BRIEF:
Find each line below that contains the string "weather" and copy it.

** start **

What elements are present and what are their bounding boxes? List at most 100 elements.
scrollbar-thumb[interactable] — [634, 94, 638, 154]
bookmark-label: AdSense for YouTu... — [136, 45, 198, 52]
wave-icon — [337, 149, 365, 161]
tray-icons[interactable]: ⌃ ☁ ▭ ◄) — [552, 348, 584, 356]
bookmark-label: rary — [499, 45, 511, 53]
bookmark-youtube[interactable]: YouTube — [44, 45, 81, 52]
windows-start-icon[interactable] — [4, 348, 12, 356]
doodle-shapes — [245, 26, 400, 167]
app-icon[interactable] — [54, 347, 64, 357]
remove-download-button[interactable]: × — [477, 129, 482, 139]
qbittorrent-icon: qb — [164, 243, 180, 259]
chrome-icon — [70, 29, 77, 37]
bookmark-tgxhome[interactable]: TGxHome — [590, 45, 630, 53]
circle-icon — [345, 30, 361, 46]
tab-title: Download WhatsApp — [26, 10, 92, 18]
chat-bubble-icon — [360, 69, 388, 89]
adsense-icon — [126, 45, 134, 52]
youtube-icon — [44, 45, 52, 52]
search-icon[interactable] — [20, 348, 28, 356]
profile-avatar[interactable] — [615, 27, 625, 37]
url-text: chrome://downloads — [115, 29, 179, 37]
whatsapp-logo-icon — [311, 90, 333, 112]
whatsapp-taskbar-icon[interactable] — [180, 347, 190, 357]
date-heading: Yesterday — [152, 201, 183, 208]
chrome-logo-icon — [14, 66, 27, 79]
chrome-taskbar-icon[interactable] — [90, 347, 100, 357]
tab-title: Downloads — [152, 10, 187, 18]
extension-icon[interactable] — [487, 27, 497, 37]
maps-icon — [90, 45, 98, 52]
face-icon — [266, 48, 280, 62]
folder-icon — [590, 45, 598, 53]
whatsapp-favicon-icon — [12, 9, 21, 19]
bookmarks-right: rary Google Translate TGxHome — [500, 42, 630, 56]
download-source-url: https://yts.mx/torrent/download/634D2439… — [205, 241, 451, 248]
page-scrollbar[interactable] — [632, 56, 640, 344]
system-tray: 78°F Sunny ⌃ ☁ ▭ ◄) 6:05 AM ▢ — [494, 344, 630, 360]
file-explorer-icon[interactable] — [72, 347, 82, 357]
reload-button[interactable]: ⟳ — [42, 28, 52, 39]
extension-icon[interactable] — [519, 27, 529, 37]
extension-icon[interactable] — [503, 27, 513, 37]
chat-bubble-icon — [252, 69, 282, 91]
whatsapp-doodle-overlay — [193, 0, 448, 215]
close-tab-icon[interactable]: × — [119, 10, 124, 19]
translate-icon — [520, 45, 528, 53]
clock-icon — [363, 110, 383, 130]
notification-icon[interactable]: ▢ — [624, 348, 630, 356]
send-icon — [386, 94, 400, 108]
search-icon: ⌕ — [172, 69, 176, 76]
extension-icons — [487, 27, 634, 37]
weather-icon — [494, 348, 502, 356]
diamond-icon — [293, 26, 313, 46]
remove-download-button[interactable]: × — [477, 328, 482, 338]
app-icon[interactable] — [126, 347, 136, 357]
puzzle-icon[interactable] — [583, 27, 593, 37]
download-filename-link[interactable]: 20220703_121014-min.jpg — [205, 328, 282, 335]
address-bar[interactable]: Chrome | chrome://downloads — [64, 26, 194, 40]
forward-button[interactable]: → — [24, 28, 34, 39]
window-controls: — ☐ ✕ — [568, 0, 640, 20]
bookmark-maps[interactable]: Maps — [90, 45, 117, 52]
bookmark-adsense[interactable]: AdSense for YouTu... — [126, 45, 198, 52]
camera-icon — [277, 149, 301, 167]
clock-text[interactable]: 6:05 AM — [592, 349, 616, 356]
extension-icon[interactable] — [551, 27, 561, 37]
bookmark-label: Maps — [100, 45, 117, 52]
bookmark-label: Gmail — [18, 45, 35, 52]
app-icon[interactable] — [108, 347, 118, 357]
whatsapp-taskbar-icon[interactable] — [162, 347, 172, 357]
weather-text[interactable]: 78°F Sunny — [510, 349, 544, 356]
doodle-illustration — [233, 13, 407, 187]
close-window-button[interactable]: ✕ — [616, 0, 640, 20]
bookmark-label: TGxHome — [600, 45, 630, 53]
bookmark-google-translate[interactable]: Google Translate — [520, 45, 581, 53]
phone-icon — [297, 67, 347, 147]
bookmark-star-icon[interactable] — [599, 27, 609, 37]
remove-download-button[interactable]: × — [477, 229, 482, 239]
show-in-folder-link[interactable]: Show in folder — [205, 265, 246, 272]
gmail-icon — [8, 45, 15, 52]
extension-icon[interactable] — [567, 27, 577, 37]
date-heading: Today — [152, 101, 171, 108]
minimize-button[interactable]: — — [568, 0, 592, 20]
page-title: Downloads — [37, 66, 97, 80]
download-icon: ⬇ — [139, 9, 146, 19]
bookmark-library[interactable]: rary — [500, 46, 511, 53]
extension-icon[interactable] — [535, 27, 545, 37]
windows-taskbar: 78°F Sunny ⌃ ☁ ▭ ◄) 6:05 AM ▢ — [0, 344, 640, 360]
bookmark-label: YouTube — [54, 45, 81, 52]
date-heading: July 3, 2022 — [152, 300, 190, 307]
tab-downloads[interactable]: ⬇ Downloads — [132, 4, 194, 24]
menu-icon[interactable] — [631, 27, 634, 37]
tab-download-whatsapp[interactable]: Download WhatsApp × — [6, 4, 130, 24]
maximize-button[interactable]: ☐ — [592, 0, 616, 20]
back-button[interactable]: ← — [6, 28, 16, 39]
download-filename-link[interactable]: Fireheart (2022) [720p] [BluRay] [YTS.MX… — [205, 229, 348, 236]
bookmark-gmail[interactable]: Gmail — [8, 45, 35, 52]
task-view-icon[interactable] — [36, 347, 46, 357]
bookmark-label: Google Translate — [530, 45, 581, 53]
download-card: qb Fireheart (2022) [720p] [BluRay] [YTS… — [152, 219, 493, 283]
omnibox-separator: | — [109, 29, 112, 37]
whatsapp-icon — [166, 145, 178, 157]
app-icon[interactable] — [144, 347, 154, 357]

** end **

SOLUTION TO THE PROBLEM:
weather-icon — [494, 348, 502, 356]
weather-text[interactable]: 78°F Sunny — [510, 349, 544, 356]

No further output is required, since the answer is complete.